Written request: Locate each line holding the string "xlabel" and copy it.

Supplied records:

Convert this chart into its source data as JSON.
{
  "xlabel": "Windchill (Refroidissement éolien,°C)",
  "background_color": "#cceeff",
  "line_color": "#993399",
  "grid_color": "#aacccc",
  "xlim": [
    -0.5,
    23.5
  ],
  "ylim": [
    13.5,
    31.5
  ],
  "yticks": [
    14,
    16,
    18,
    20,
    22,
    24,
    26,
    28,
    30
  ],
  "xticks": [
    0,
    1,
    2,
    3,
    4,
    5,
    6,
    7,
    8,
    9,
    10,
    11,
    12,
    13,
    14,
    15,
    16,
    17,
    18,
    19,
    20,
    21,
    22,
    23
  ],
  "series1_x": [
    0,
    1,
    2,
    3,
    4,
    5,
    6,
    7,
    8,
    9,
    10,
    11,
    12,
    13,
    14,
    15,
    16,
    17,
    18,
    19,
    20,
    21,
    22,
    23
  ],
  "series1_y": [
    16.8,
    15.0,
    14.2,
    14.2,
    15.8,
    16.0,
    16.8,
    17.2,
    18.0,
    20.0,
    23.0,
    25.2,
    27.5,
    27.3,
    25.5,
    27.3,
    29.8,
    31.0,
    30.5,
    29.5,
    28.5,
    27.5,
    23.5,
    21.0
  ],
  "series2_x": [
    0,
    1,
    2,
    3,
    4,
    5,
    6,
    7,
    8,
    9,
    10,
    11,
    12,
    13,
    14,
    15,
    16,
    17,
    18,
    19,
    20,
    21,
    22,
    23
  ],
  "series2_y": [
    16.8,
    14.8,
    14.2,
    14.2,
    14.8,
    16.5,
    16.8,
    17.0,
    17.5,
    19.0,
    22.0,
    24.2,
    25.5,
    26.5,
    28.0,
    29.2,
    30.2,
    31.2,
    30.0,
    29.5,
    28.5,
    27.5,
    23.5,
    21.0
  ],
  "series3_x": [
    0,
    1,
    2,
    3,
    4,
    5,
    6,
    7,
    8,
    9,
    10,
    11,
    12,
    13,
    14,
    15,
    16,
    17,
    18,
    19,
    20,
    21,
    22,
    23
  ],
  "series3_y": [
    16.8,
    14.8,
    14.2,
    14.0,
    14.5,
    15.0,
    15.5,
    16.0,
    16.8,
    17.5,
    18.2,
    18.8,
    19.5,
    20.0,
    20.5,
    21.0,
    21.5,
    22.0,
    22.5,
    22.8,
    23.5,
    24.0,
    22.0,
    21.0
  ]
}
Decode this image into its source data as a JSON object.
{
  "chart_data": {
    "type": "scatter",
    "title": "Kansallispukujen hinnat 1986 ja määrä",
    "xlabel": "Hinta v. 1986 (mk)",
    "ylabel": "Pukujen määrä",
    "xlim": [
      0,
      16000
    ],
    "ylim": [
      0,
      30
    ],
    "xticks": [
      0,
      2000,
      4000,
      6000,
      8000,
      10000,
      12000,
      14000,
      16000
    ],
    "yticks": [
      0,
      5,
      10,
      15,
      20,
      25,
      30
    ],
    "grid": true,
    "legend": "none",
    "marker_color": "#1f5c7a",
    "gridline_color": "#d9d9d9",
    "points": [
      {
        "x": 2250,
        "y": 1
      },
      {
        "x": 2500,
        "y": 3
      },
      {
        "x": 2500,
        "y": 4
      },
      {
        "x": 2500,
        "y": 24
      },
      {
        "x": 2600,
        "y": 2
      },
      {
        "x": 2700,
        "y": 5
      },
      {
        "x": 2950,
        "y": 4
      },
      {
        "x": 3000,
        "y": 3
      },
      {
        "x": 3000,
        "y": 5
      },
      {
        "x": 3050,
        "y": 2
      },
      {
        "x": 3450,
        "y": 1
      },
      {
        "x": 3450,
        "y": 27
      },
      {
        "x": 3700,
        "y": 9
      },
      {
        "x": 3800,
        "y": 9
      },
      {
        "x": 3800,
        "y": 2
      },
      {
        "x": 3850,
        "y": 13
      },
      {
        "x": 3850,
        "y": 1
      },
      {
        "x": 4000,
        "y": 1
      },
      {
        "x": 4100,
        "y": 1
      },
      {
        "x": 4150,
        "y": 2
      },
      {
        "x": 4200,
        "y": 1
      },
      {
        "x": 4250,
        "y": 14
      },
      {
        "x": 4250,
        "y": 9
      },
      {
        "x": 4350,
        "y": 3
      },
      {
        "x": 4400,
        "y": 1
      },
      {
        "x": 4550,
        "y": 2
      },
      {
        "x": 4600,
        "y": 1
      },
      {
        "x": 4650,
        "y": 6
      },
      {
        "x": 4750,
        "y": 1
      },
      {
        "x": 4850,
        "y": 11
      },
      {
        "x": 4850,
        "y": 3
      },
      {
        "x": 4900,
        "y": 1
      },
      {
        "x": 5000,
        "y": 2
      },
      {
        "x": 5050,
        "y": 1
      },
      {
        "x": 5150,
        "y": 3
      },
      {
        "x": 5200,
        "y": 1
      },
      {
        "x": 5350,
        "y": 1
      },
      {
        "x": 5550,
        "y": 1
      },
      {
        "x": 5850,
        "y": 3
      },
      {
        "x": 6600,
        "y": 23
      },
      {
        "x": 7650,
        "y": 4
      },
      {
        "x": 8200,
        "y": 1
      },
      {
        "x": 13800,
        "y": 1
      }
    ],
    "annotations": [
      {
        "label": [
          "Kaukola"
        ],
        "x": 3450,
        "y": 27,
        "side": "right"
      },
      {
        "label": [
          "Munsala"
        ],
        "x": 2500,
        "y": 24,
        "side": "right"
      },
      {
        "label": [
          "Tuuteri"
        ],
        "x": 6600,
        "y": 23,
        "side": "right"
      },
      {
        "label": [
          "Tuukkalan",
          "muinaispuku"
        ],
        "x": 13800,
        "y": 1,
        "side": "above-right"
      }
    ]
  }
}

Output for this task:
  "xlabel": "Windchill (Refroidissement éolien,°C)",
    "xlabel": "Hinta v. 1986 (mk)",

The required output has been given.